** START OF RECORDS SHOWN **

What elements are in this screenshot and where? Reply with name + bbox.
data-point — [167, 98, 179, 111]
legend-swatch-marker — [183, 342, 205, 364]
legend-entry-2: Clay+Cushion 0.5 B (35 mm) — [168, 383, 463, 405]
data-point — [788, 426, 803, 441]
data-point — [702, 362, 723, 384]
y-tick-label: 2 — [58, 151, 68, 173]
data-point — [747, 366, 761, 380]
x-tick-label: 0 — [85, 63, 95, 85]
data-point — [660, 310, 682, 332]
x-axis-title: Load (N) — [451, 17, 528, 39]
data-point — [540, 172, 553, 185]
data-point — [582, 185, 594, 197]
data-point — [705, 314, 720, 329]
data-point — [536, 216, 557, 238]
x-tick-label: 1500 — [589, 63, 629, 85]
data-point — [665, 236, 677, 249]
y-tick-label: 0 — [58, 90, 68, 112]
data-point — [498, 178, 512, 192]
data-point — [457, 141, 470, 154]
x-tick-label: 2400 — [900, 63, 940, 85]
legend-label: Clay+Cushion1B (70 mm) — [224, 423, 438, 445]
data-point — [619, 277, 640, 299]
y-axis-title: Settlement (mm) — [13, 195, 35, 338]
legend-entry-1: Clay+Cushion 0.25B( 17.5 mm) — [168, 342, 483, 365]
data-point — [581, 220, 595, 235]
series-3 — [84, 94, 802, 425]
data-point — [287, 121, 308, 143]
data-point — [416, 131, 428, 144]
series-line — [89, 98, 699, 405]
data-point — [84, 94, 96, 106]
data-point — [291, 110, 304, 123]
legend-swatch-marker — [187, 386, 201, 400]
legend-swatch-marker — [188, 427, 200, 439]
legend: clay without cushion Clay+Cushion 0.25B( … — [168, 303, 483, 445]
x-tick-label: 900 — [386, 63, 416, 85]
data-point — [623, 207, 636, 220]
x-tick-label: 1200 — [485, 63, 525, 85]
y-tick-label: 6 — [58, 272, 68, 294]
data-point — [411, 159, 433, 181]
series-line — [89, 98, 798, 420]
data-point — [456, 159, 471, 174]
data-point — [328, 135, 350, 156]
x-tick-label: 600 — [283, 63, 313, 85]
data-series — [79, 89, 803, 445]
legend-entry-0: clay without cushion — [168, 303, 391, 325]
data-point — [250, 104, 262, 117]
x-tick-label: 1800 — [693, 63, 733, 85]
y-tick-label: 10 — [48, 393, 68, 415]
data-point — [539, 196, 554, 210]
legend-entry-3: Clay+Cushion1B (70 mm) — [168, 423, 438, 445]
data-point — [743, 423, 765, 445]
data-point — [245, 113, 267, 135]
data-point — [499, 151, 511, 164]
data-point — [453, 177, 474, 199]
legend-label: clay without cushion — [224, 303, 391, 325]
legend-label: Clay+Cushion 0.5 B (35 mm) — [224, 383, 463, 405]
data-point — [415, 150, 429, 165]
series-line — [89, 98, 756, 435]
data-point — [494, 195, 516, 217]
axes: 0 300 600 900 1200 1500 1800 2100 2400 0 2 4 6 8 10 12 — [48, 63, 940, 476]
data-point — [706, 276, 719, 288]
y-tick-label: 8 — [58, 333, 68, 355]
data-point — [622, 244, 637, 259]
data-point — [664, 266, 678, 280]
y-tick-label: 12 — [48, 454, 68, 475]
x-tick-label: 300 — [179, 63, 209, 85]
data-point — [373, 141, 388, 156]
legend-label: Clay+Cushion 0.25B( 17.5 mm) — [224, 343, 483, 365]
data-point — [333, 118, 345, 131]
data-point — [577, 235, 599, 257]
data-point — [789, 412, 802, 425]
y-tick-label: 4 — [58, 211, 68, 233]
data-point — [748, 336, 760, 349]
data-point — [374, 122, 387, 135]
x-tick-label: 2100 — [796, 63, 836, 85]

** END OF RECORDS SHOWN **

**WHAT YOU WILL DO**
Copy every line in the rows above without changing anything.

**WRITTEN RESPONSE**
What elements are in this screenshot and where? Reply with name + bbox.
data-point — [167, 98, 179, 111]
legend-swatch-marker — [183, 342, 205, 364]
legend-entry-2: Clay+Cushion 0.5 B (35 mm) — [168, 383, 463, 405]
data-point — [788, 426, 803, 441]
data-point — [702, 362, 723, 384]
y-tick-label: 2 — [58, 151, 68, 173]
data-point — [747, 366, 761, 380]
x-tick-label: 0 — [85, 63, 95, 85]
data-point — [660, 310, 682, 332]
x-axis-title: Load (N) — [451, 17, 528, 39]
data-point — [540, 172, 553, 185]
data-point — [582, 185, 594, 197]
data-point — [705, 314, 720, 329]
data-point — [536, 216, 557, 238]
x-tick-label: 1500 — [589, 63, 629, 85]
data-point — [665, 236, 677, 249]
y-tick-label: 0 — [58, 90, 68, 112]
data-point — [498, 178, 512, 192]
data-point — [457, 141, 470, 154]
x-tick-label: 2400 — [900, 63, 940, 85]
legend-label: Clay+Cushion1B (70 mm) — [224, 423, 438, 445]
data-point — [619, 277, 640, 299]
y-axis-title: Settlement (mm) — [13, 195, 35, 338]
legend-entry-1: Clay+Cushion 0.25B( 17.5 mm) — [168, 342, 483, 365]
data-point — [581, 220, 595, 235]
series-3 — [84, 94, 802, 425]
data-point — [287, 121, 308, 143]
data-point — [416, 131, 428, 144]
series-line — [89, 98, 699, 405]
data-point — [84, 94, 96, 106]
data-point — [291, 110, 304, 123]
legend-swatch-marker — [187, 386, 201, 400]
legend-swatch-marker — [188, 427, 200, 439]
legend: clay without cushion Clay+Cushion 0.25B( … — [168, 303, 483, 445]
x-tick-label: 900 — [386, 63, 416, 85]
data-point — [623, 207, 636, 220]
x-tick-label: 1200 — [485, 63, 525, 85]
y-tick-label: 6 — [58, 272, 68, 294]
data-point — [411, 159, 433, 181]
series-line — [89, 98, 798, 420]
data-point — [456, 159, 471, 174]
data-point — [328, 135, 350, 156]
x-tick-label: 600 — [283, 63, 313, 85]
data-series — [79, 89, 803, 445]
legend-entry-0: clay without cushion — [168, 303, 391, 325]
data-point — [250, 104, 262, 117]
x-tick-label: 1800 — [693, 63, 733, 85]
y-tick-label: 10 — [48, 393, 68, 415]
data-point — [539, 196, 554, 210]
legend-entry-3: Clay+Cushion1B (70 mm) — [168, 423, 438, 445]
data-point — [743, 423, 765, 445]
data-point — [245, 113, 267, 135]
data-point — [499, 151, 511, 164]
data-point — [453, 177, 474, 199]
legend-label: clay without cushion — [224, 303, 391, 325]
legend-label: Clay+Cushion 0.5 B (35 mm) — [224, 383, 463, 405]
data-point — [415, 150, 429, 165]
series-line — [89, 98, 756, 435]
data-point — [494, 195, 516, 217]
axes: 0 300 600 900 1200 1500 1800 2100 2400 0 2 4 6 8 10 12 — [48, 63, 940, 476]
data-point — [706, 276, 719, 288]
y-tick-label: 8 — [58, 333, 68, 355]
data-point — [622, 244, 637, 259]
data-point — [664, 266, 678, 280]
y-tick-label: 12 — [48, 454, 68, 475]
x-tick-label: 300 — [179, 63, 209, 85]
data-point — [373, 141, 388, 156]
legend-label: Clay+Cushion 0.25B( 17.5 mm) — [224, 343, 483, 365]
data-point — [333, 118, 345, 131]
data-point — [577, 235, 599, 257]
data-point — [789, 412, 802, 425]
y-tick-label: 4 — [58, 211, 68, 233]
data-point — [748, 336, 760, 349]
data-point — [374, 122, 387, 135]
x-tick-label: 2100 — [796, 63, 836, 85]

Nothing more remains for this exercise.